§ **VOTRE TÂCHE**:
Pouvez-vous imprimer sans la moindre modification le passage du débat sur l'accueil des gens du voyage qui s'ouvre sur les mots contenant « Monsieur le président, monsieur » et se clôt sur « du voyage nécessaires. » ?

------ EXTRAIT DU DOCUMENT ------

C'est un projet de loi électoraliste !

M. Jean-Jacques Weber.

Il n'est ni efficace ni équilibré, et c'est bien dommage. Par nos très nombreux amendements, nous vous offrons la possibilité de parvenir à l'équilibre et à l'efficacité que vous déclarez souhaiter.

(Applaudissements sur les bancs du groupe de l'Union pour la démocratie française-Alliance, du groupe du Rassemblement pour la République et du groupe Démocratie libérale et Indépendants.)

M. le président.

La parole est M. Jean-Pierre Blazy.

M. Jean-Pierre Blazy.

Monsieur le président, monsieur le secrétaire d'Etat, mes chers collègues, le Sénat a largement bouleversé le texte voté par notre assemblée en première lecture. Nous avions voulu à la fois contraindre et inciter pour favoriser dans un délai raisonnable, mais le plus court possible, la réalisation des nombreuses aires d'accueil des gens du voyage nécessaires.

Ce projet de loi est attendu car il s'agit de remédier à une situation sur le terrain de plus en plus insupportable pour nos concitoyens comme pour les élus. Le respect républicain indispensable à l'exigence nécessaire de réciprocité, réciprocité entre le devoir d'accueil pour les uns et le devoir citoyen pour les autres, n'est pas garanti. En effet, le dispositif issu de l'article 28 de la loi du 31 mai 1990 n'a pu être mis en oeuvre de façon satisfaisante.

Le fait qu'aujourd'hui trop peu d'aires d'accueil aient été construites conduit à une situation inextricable. Les communes ayant eu le courage et la possibilité de mettre en oeuvre les dispositions de la loi de 1990 sont celles qui sont confrontées aux problèmes les plus aigus du fait d'une présence continue de gens du voyage souvent en surnombre par rapport aux capacités des aires existantes.

Par ailleurs, les communes qui sont confrontées à une présence massive et désordonnée de gens du voyage ne peuvent légitimer, au regard d'une population souvent exaspérée et révoltée contre l'immunité réelle dont ceuxci disposent, la construction d'une aire d'accueil synonyme de problèmes supplémentaires au regard des expériences déjà vécues.

------ DONNÉES AFFICHÉES ------

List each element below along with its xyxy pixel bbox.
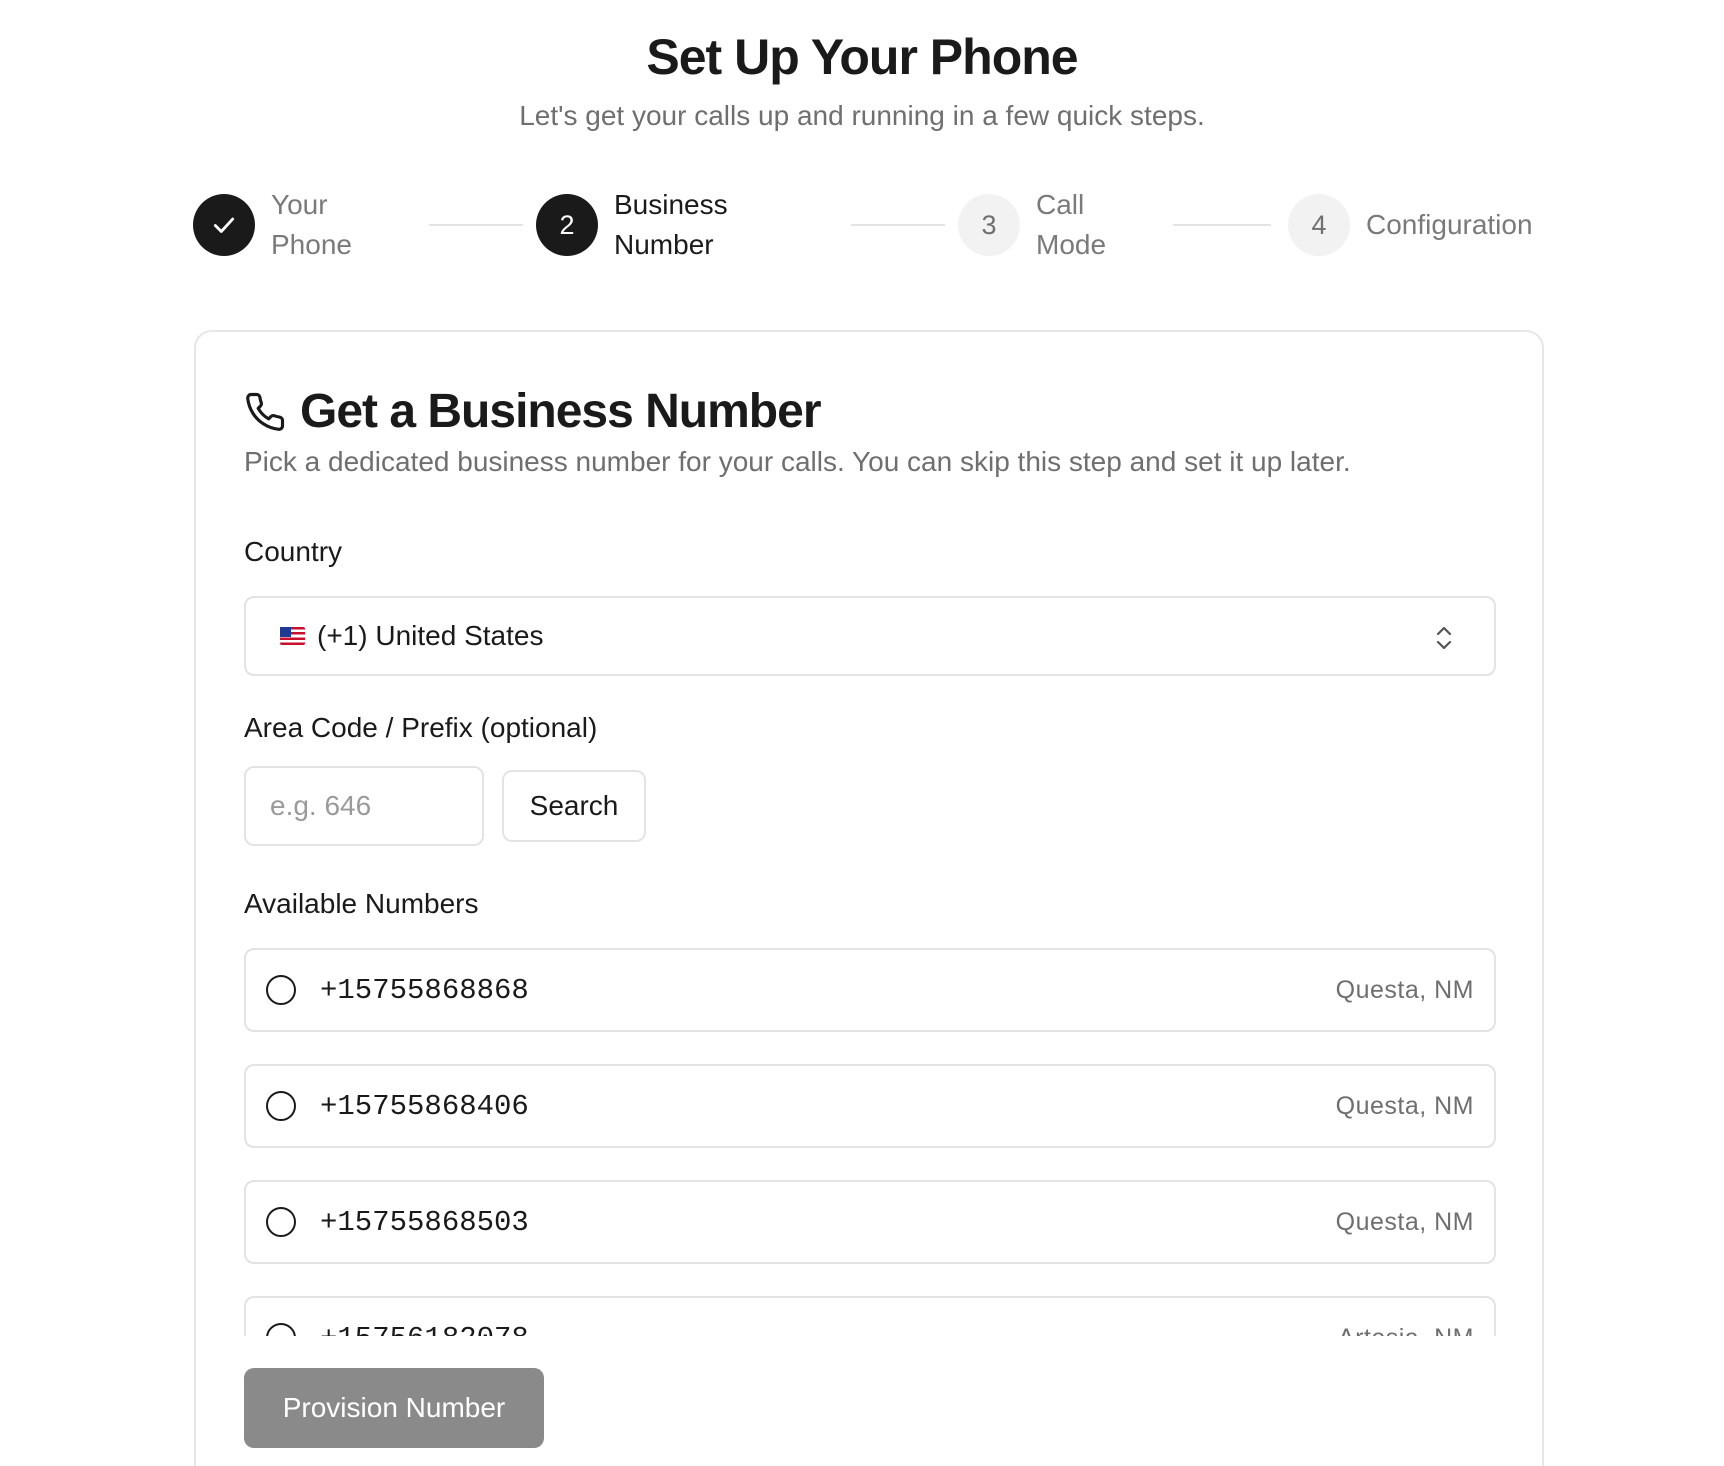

------

§ **RÉPONSE RÉDIGÉE**:
Monsieur le président, monsieur le secrétaire d'Etat, mes chers collègues, le Sénat a largement bouleversé le texte voté par notre assemblée en première lecture. Nous avions voulu à la fois contraindre et inciter pour favoriser dans un délai raisonnable, mais le plus court possible, la réalisation des nombreuses aires d'accueil des gens du voyage nécessaires.